Collection entries:
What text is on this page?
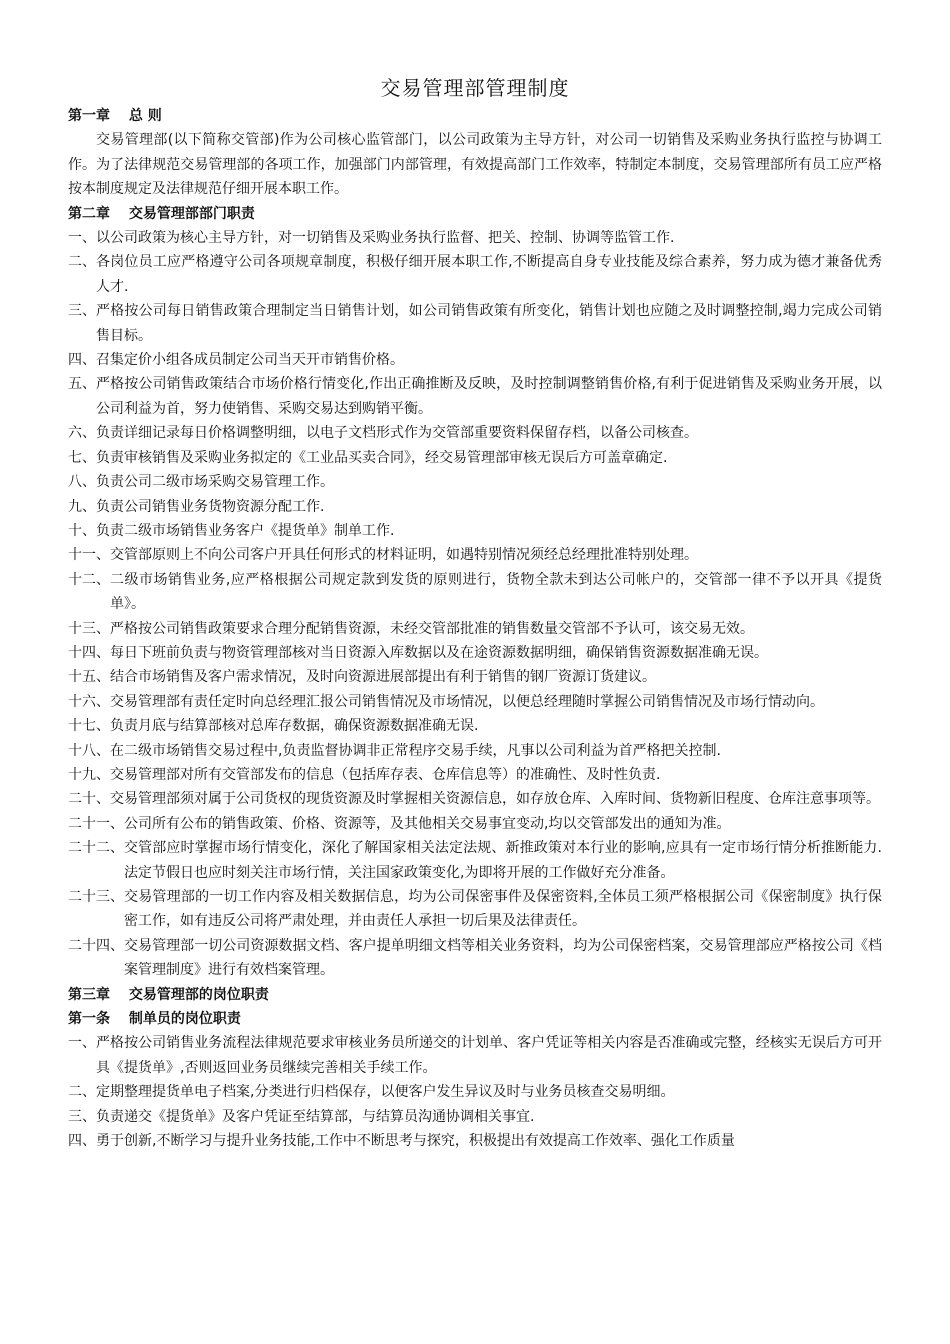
交易管理部管理制度
第一章　 总 则
交易管理部(以下简称交管部)作为公司核心监管部门，以公司政策为主导方针，对公司一切销售及采购业务执行监控与协调工作。为了法律规范交易管理部的各项工作，加强部门内部管理，有效提高部门工作效率，特制定本制度，交易管理部所有员工应严格按本制度规定及法律规范仔细开展本职工作。
第二章　 交易管理部部门职责
一、 以公司政策为核心主导方针，对一切销售及采购业务执行监督、把关、控制、协调等监管工作.
二、 各岗位员工应严格遵守公司各项规章制度，积极仔细开展本职工作,不断提高自身专业技能及综合素养，努力成为德才兼备优秀人才.
三、 严格按公司每日销售政策合理制定当日销售计划，如公司销售政策有所变化，销售计划也应随之及时调整控制,竭力完成公司销售目标。
四、 召集定价小组各成员制定公司当天开市销售价格。
五、 严格按公司销售政策结合市场价格行情变化,作出正确推断及反映，及时控制调整销售价格,有利于促进销售及采购业务开展，以公司利益为首，努力使销售、采购交易达到购销平衡。
六、 负责详细记录每日价格调整明细，以电子文档形式作为交管部重要资料保留存档，以备公司核查。
七、 负责审核销售及采购业务拟定的《工业品买卖合同》，经交易管理部审核无误后方可盖章确定.
八、 负责公司二级市场采购交易管理工作。
九、 负责公司销售业务货物资源分配工作.
十、 负责二级市场销售业务客户《提货单》制单工作.
十一、 交管部原则上不向公司客户开具任何形式的材料证明，如遇特别情况须经总经理批准特别处理。
十二、 二级市场销售业务,应严格根据公司规定款到发货的原则进行，货物全款未到达公司帐户的，交管部一律不予以开具《提货单》。
十三、 严格按公司销售政策要求合理分配销售资源，未经交管部批准的销售数量交管部不予认可，该交易无效。
十四、 每日下班前负责与物资管理部核对当日资源入库数据以及在途资源数据明细，确保销售资源数据准确无误。
十五、 结合市场销售及客户需求情况，及时向资源进展部提出有利于销售的钢厂资源订货建议。
十六、 交易管理部有责任定时向总经理汇报公司销售情况及市场情况，以便总经理随时掌握公司销售情况及市场行情动向。
十七、 负责月底与结算部核对总库存数据，确保资源数据准确无误.
十八、 在二级市场销售交易过程中,负责监督协调非正常程序交易手续，凡事以公司利益为首严格把关控制.
十九、 交易管理部对所有交管部发布的信息（包括库存表、仓库信息等）的准确性、及时性负责.
二十、 交易管理部须对属于公司货权的现货资源及时掌握相关资源信息，如存放仓库、入库时间、货物新旧程度、仓库注意事项等。
二十一、 公司所有公布的销售政策、价格、资源等，及其他相关交易事宜变动,均以交管部发出的通知为准。
二十二、 交管部应时掌握市场行情变化，深化了解国家相关法定法规、新推政策对本行业的影响,应具有一定市场行情分析推断能力.法定节假日也应时刻关注市场行情，关注国家政策变化,为即将开展的工作做好充分准备。
二十三、 交易管理部的一切工作内容及相关数据信息，均为公司保密事件及保密资料,全体员工须严格根据公司《保密制度》执行保密工作，如有违反公司将严肃处理，并由责任人承担一切后果及法律责任。
二十四、 交易管理部一切公司资源数据文档、客户提单明细文档等相关业务资料，均为公司保密档案，交易管理部应严格按公司《档案管理制度》进行有效档案管理。
第三章　 交易管理部的岗位职责
第一条　 制单员的岗位职责
一、 严格按公司销售业务流程法律规范要求审核业务员所递交的计划单、客户凭证等相关内容是否准确或完整，经核实无误后方可开具《提货单》,否则返回业务员继续完善相关手续工作。
二、 定期整理提货单电子档案,分类进行归档保存，以便客户发生异议及时与业务员核查交易明细。
三、 负责递交《提货单》及客户凭证至结算部，与结算员沟通协调相关事宜.
四、 勇于创新,不断学习与提升业务技能,工作中不断思考与探究，积极提出有效提高工作效率、强化工作质量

Brief: Go through the listing above and quote it exactly, apart from its images.

The solution:
What text is on this page?
交易管理部管理制度
第一章　 总 则
交易管理部(以下简称交管部)作为公司核心监管部门，以公司政策为主导方针，对公司一切销售及采购业务执行监控与协调工作。为了法律规范交易管理部的各项工作，加强部门内部管理，有效提高部门工作效率，特制定本制度，交易管理部所有员工应严格按本制度规定及法律规范仔细开展本职工作。
第二章　 交易管理部部门职责
一、 以公司政策为核心主导方针，对一切销售及采购业务执行监督、把关、控制、协调等监管工作.
二、 各岗位员工应严格遵守公司各项规章制度，积极仔细开展本职工作,不断提高自身专业技能及综合素养，努力成为德才兼备优秀人才.
三、 严格按公司每日销售政策合理制定当日销售计划，如公司销售政策有所变化，销售计划也应随之及时调整控制,竭力完成公司销售目标。
四、 召集定价小组各成员制定公司当天开市销售价格。
五、 严格按公司销售政策结合市场价格行情变化,作出正确推断及反映，及时控制调整销售价格,有利于促进销售及采购业务开展，以公司利益为首，努力使销售、采购交易达到购销平衡。
六、 负责详细记录每日价格调整明细，以电子文档形式作为交管部重要资料保留存档，以备公司核查。
七、 负责审核销售及采购业务拟定的《工业品买卖合同》，经交易管理部审核无误后方可盖章确定.
八、 负责公司二级市场采购交易管理工作。
九、 负责公司销售业务货物资源分配工作.
十、 负责二级市场销售业务客户《提货单》制单工作.
十一、 交管部原则上不向公司客户开具任何形式的材料证明，如遇特别情况须经总经理批准特别处理。
十二、 二级市场销售业务,应严格根据公司规定款到发货的原则进行，货物全款未到达公司帐户的，交管部一律不予以开具《提货单》。
十三、 严格按公司销售政策要求合理分配销售资源，未经交管部批准的销售数量交管部不予认可，该交易无效。
十四、 每日下班前负责与物资管理部核对当日资源入库数据以及在途资源数据明细，确保销售资源数据准确无误。
十五、 结合市场销售及客户需求情况，及时向资源进展部提出有利于销售的钢厂资源订货建议。
十六、 交易管理部有责任定时向总经理汇报公司销售情况及市场情况，以便总经理随时掌握公司销售情况及市场行情动向。
十七、 负责月底与结算部核对总库存数据，确保资源数据准确无误.
十八、 在二级市场销售交易过程中,负责监督协调非正常程序交易手续，凡事以公司利益为首严格把关控制.
十九、 交易管理部对所有交管部发布的信息（包括库存表、仓库信息等）的准确性、及时性负责.
二十、 交易管理部须对属于公司货权的现货资源及时掌握相关资源信息，如存放仓库、入库时间、货物新旧程度、仓库注意事项等。
二十一、 公司所有公布的销售政策、价格、资源等，及其他相关交易事宜变动,均以交管部发出的通知为准。
二十二、 交管部应时掌握市场行情变化，深化了解国家相关法定法规、新推政策对本行业的影响,应具有一定市场行情分析推断能力.法定节假日也应时刻关注市场行情，关注国家政策变化,为即将开展的工作做好充分准备。
二十三、 交易管理部的一切工作内容及相关数据信息，均为公司保密事件及保密资料,全体员工须严格根据公司《保密制度》执行保密工作，如有违反公司将严肃处理，并由责任人承担一切后果及法律责任。
二十四、 交易管理部一切公司资源数据文档、客户提单明细文档等相关业务资料，均为公司保密档案，交易管理部应严格按公司《档案管理制度》进行有效档案管理。
第三章　 交易管理部的岗位职责
第一条　 制单员的岗位职责
一、 严格按公司销售业务流程法律规范要求审核业务员所递交的计划单、客户凭证等相关内容是否准确或完整，经核实无误后方可开具《提货单》,否则返回业务员继续完善相关手续工作。
二、 定期整理提货单电子档案,分类进行归档保存，以便客户发生异议及时与业务员核查交易明细。
三、 负责递交《提货单》及客户凭证至结算部，与结算员沟通协调相关事宜.
四、 勇于创新,不断学习与提升业务技能,工作中不断思考与探究，积极提出有效提高工作效率、强化工作质量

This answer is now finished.